• Exercise task
Return a copy of each line that holds the string "ffffff".

Raw records
#####

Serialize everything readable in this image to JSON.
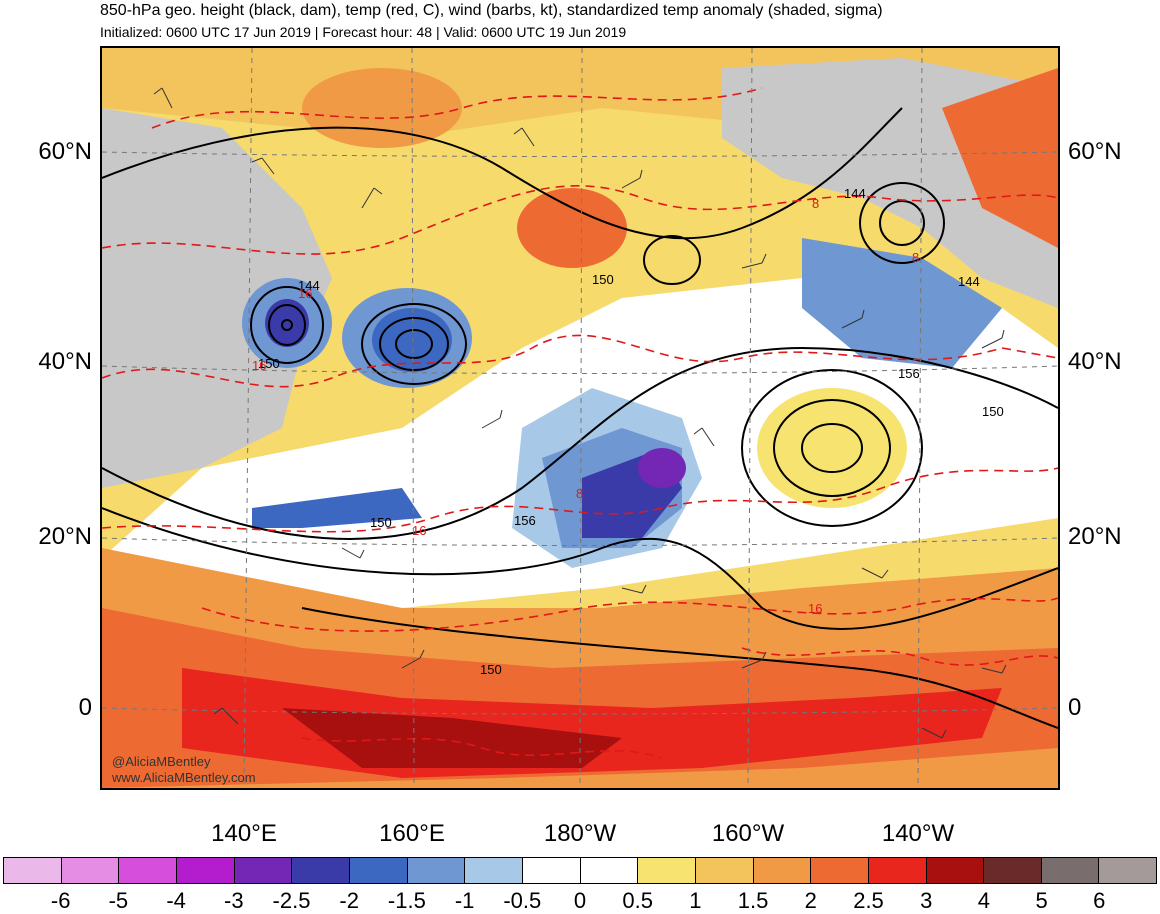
{
  "header": {
    "title": "850-hPa geo. height (black, dam), temp (red, C), wind (barbs, kt), standardized temp anomaly (shaded, sigma)",
    "subtitle": "Initialized: 0600 UTC 17 Jun 2019 | Forecast hour: 48 | Valid: 0600 UTC 19 Jun 2019"
  },
  "map": {
    "lat_labels": [
      "60°N",
      "40°N",
      "20°N",
      "0"
    ],
    "lon_labels": [
      "140°E",
      "160°E",
      "180°W",
      "160°W",
      "140°W"
    ],
    "height_contour_labels": [
      "144",
      "150",
      "150",
      "156",
      "150",
      "144",
      "144",
      "156",
      "150",
      "150"
    ],
    "temp_contour_labels": [
      "8",
      "8",
      "16",
      "16",
      "8",
      "16",
      "16"
    ],
    "watermark": {
      "handle": "@AliciaMBentley",
      "url": "www.AliciaMBentley.com"
    }
  },
  "colorbar": {
    "labels": [
      "-6",
      "-5",
      "-4",
      "-3",
      "-2.5",
      "-2",
      "-1.5",
      "-1",
      "-0.5",
      "0",
      "0.5",
      "1",
      "1.5",
      "2",
      "2.5",
      "3",
      "4",
      "5",
      "6"
    ],
    "colors": [
      "#ebb9e9",
      "#e58de4",
      "#d64fdc",
      "#b31dcd",
      "#7327b4",
      "#3a3aa8",
      "#3d68c1",
      "#6f97d2",
      "#a7c8e6",
      "#ffffff",
      "#ffffff",
      "#f7e470",
      "#f3c45c",
      "#f19a45",
      "#ee6a33",
      "#e8261e",
      "#a80f0f",
      "#6b2a2a",
      "#7a6d6d",
      "#a59a9a"
    ]
  }
}
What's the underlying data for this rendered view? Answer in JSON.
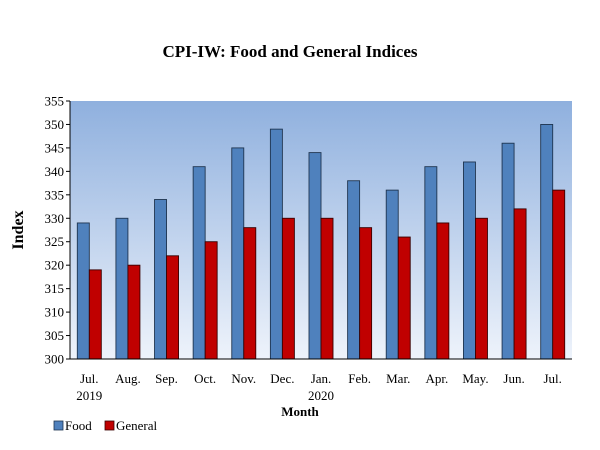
{
  "chart_data": {
    "type": "bar",
    "title": "CPI-IW: Food and General Indices",
    "xlabel": "Month",
    "ylabel": "Index",
    "ylim": [
      300,
      355
    ],
    "yticks": [
      300,
      305,
      310,
      315,
      320,
      325,
      330,
      335,
      340,
      345,
      350,
      355
    ],
    "categories": [
      "Jul.",
      "Aug.",
      "Sep.",
      "Oct.",
      "Nov.",
      "Dec.",
      "Jan.",
      "Feb.",
      "Mar.",
      "Apr.",
      "May.",
      "Jun.",
      "Jul."
    ],
    "year_labels": [
      {
        "index": 0,
        "label": "2019"
      },
      {
        "index": 6,
        "label": "2020"
      }
    ],
    "series": [
      {
        "name": "Food",
        "color": "#4f81bd",
        "values": [
          329,
          330,
          334,
          341,
          345,
          349,
          344,
          338,
          336,
          341,
          342,
          346,
          350
        ]
      },
      {
        "name": "General",
        "color": "#c00000",
        "values": [
          319,
          320,
          322,
          325,
          328,
          330,
          330,
          328,
          326,
          329,
          330,
          332,
          336
        ]
      }
    ],
    "legend_position": "bottom-left",
    "grid": false,
    "background": "gradient blue"
  }
}
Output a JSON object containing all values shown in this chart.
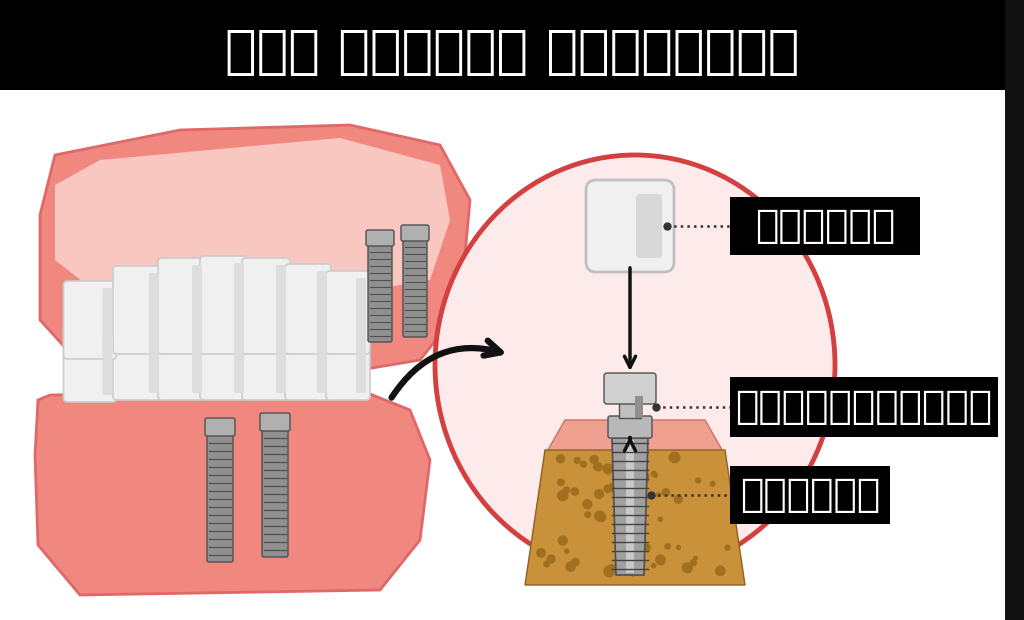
{
  "title": "பல் மாற்று சிகிச்சை",
  "title_bg": "#000000",
  "title_color": "#ffffff",
  "bg_color": "#ffffff",
  "label1": "க்ரோன்",
  "label2": "அபூட்மென்ட்",
  "label3": "ஸ்க்ரூ",
  "label_bg": "#000000",
  "label_color": "#ffffff",
  "circle_fill": "#fdeaea",
  "circle_edge": "#d44040",
  "gum_pink": "#f08880",
  "gum_dark": "#e06868",
  "tooth_white": "#f0f0f0",
  "tooth_edge": "#cccccc",
  "bone_fill": "#c8913a",
  "bone_dot": "#a07020",
  "metal_light": "#c8c8c8",
  "metal_mid": "#a0a0a0",
  "metal_dark": "#606060",
  "arrow_black": "#111111",
  "dot_color": "#333333"
}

#####

• Solution
      "#ffffff",
      "#ffffff",
  "title_color": "#ffffff",
  "bg_color": "#ffffff",
  "label_color": "#ffffff",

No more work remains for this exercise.